→ SET PROBLEM
Identify, in the records below, every line where the string "Information" appears, and copy each such line.

begin DATASET ROWS

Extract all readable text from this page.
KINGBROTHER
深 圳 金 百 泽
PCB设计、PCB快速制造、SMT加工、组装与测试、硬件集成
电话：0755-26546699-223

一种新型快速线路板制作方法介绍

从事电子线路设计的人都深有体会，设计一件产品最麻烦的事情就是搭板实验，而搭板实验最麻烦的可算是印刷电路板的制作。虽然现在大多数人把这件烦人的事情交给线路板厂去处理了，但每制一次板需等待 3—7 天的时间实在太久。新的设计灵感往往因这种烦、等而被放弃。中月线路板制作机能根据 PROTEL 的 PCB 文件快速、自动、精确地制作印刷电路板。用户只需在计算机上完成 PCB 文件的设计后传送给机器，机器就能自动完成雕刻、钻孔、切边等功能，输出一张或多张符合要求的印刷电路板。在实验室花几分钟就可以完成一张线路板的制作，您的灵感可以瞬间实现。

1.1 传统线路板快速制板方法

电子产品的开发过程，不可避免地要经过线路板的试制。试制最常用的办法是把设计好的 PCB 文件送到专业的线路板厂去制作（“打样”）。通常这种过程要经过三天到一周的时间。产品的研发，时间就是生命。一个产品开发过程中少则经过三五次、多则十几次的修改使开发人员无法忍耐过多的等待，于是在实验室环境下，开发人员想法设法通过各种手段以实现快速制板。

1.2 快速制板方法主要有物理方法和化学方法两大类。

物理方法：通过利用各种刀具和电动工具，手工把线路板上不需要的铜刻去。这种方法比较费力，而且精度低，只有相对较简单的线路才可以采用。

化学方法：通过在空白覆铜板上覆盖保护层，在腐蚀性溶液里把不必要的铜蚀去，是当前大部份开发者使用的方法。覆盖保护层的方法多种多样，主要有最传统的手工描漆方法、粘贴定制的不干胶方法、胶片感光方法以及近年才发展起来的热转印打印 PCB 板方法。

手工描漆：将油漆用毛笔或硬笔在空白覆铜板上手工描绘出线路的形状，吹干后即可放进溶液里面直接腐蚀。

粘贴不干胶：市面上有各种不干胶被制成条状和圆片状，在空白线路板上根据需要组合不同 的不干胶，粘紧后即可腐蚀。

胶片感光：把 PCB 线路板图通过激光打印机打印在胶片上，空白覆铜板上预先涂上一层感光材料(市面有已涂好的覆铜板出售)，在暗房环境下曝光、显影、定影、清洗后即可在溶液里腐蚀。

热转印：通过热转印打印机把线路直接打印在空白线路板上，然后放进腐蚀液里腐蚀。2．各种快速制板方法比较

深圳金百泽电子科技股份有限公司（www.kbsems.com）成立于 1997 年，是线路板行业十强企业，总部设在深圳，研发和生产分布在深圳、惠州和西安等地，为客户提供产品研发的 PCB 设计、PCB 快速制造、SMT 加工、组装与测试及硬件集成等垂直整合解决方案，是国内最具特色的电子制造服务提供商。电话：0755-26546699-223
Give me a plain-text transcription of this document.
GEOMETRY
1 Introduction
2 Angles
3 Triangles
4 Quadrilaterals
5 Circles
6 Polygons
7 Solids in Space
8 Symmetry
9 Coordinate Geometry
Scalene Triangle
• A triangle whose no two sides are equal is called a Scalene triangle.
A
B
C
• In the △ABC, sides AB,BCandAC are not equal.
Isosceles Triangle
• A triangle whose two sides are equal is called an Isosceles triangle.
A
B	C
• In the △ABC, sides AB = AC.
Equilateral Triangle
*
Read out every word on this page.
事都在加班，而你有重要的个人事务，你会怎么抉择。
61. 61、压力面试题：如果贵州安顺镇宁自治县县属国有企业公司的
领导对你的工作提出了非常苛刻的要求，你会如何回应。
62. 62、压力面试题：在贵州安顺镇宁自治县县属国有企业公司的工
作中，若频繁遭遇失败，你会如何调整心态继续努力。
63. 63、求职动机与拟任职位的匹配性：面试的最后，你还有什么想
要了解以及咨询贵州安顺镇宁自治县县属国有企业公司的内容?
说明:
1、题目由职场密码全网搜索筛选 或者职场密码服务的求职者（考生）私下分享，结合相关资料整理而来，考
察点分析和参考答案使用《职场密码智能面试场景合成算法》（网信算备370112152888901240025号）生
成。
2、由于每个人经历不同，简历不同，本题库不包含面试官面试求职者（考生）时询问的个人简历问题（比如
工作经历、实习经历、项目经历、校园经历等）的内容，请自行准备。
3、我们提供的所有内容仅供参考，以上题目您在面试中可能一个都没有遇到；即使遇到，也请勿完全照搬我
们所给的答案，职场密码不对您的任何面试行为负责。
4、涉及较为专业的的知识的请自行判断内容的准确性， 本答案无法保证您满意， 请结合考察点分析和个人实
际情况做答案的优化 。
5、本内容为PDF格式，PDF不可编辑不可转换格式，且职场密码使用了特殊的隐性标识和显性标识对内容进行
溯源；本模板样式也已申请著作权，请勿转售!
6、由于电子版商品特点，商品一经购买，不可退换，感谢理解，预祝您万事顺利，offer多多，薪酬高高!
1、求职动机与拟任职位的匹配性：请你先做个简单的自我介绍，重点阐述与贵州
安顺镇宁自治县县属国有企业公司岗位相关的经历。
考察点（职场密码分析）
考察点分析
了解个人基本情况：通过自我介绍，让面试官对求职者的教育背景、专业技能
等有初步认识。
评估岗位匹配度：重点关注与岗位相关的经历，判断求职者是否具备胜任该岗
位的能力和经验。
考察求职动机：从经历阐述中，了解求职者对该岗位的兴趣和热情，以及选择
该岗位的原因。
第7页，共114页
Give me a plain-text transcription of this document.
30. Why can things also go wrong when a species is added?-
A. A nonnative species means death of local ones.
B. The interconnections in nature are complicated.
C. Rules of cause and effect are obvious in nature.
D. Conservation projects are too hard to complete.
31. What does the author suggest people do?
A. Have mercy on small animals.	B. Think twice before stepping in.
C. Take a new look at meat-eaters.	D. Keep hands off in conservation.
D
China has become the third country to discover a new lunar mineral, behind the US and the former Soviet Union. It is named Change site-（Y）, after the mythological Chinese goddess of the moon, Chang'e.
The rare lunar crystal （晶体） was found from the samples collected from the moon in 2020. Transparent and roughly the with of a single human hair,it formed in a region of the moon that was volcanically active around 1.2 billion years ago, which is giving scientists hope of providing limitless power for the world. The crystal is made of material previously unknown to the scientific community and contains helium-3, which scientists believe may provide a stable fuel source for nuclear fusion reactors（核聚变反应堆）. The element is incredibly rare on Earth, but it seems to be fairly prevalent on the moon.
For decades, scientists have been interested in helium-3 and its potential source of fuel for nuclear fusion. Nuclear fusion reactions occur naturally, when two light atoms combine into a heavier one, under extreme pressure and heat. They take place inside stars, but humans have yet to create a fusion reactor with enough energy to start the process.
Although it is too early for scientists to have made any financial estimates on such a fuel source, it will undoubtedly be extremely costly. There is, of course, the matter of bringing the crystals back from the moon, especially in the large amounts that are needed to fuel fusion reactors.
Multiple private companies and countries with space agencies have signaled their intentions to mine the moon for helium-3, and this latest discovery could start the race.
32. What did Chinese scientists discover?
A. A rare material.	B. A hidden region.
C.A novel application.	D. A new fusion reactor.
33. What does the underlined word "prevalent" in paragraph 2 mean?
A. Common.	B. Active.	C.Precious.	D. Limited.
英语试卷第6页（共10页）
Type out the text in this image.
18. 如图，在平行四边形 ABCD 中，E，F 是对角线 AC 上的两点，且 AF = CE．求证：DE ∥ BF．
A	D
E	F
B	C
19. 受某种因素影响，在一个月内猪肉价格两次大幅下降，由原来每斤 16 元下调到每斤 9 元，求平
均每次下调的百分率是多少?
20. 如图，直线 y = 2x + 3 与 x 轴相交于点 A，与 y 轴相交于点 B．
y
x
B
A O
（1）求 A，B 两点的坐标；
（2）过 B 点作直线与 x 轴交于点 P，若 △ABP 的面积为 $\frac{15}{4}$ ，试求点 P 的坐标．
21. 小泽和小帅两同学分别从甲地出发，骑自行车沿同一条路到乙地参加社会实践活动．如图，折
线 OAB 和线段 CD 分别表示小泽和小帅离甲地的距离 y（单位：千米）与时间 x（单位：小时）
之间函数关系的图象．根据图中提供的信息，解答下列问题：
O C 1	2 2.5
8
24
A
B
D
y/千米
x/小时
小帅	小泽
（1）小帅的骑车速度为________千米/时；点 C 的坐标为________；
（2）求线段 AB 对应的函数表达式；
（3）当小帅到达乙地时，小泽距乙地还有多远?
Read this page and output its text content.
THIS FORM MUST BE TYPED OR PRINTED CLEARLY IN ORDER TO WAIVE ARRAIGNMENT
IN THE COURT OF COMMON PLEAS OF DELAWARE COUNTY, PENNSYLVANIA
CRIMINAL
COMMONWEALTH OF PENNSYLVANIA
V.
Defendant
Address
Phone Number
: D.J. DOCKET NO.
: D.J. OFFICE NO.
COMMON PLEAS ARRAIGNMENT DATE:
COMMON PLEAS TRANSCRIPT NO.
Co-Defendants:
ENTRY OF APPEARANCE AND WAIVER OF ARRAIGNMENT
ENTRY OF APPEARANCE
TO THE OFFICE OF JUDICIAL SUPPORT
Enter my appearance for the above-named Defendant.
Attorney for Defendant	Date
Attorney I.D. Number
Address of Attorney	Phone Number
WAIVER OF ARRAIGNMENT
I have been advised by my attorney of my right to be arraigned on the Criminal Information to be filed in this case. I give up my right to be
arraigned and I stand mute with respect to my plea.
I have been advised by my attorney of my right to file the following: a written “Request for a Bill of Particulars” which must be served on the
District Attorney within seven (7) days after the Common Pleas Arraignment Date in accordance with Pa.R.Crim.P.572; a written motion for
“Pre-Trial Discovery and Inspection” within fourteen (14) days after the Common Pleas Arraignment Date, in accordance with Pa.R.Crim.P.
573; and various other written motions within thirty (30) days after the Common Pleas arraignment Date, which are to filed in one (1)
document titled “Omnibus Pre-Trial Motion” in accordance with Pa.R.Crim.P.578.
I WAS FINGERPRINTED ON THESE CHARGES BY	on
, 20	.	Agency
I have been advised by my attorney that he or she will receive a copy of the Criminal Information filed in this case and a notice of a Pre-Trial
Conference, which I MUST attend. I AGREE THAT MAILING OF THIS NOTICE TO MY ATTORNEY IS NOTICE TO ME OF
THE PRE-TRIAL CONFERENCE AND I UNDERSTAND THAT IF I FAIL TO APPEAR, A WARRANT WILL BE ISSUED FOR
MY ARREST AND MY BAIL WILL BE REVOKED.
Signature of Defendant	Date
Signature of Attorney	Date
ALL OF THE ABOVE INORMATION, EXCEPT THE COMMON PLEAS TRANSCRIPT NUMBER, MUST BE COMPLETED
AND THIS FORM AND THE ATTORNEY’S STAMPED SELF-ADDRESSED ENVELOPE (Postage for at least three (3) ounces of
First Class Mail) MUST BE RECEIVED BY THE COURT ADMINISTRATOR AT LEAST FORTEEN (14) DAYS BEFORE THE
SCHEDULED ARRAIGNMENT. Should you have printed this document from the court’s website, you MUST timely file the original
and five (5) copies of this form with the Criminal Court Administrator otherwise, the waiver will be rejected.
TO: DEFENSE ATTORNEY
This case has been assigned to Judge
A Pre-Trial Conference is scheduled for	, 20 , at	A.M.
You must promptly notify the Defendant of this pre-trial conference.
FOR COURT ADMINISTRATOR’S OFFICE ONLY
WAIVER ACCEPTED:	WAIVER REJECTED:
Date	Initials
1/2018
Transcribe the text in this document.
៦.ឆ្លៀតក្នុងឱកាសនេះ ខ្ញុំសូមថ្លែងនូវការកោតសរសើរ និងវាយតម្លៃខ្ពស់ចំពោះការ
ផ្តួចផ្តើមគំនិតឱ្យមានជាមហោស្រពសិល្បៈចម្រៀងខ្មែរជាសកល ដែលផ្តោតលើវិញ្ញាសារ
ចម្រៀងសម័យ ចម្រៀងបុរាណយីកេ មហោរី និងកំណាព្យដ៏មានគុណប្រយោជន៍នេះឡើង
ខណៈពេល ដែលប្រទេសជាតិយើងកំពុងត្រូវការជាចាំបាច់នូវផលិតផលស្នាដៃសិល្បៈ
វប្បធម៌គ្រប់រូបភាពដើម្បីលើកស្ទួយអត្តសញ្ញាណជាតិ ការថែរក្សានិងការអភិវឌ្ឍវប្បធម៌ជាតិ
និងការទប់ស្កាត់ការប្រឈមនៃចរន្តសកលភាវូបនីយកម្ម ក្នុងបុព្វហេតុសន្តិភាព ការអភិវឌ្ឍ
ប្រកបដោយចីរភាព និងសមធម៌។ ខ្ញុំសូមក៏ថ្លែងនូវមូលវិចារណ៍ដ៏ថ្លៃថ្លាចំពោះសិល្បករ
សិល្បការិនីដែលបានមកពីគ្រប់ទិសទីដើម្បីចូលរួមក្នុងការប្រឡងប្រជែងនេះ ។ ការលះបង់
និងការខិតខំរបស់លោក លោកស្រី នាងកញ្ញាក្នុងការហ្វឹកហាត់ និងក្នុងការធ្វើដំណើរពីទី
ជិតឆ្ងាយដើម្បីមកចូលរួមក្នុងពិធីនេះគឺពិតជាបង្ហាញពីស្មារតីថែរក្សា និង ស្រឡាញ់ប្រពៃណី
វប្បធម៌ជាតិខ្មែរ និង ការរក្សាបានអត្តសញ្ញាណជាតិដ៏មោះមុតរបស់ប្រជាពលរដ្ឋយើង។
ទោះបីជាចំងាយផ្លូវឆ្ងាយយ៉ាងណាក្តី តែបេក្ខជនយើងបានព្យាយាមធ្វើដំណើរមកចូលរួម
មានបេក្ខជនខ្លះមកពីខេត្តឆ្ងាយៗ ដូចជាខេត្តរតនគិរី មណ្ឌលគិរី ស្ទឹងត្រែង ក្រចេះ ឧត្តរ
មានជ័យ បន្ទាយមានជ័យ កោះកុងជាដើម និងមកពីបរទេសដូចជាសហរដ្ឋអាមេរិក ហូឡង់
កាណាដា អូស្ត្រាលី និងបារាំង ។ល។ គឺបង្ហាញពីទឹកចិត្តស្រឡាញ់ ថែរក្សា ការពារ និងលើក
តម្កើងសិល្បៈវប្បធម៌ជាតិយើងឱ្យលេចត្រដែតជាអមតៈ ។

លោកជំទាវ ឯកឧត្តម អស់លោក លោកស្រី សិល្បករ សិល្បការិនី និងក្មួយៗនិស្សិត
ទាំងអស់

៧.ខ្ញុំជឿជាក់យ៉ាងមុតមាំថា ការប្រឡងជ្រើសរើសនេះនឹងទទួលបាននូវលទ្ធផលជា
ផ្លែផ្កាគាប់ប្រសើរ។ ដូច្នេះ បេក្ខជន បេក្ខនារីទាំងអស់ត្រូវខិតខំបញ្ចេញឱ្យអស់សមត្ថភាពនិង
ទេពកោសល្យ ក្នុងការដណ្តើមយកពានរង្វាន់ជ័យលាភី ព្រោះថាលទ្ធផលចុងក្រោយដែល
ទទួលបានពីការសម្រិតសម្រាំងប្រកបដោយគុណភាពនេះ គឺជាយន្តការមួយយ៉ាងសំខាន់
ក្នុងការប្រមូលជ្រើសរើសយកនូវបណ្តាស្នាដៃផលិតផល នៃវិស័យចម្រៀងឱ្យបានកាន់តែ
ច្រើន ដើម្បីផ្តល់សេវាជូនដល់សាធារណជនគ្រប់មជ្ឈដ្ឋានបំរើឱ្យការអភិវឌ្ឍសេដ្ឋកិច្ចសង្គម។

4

end DATASET ROWS

→ EXPECTED ANSWER
I have been advised by my attorney of my right to be arraigned on the Criminal Information to be filed in this case. I give up my right to be
I have been advised by my attorney that he or she will receive a copy of the Criminal Information filed in this case and a notice of a Pre-Trial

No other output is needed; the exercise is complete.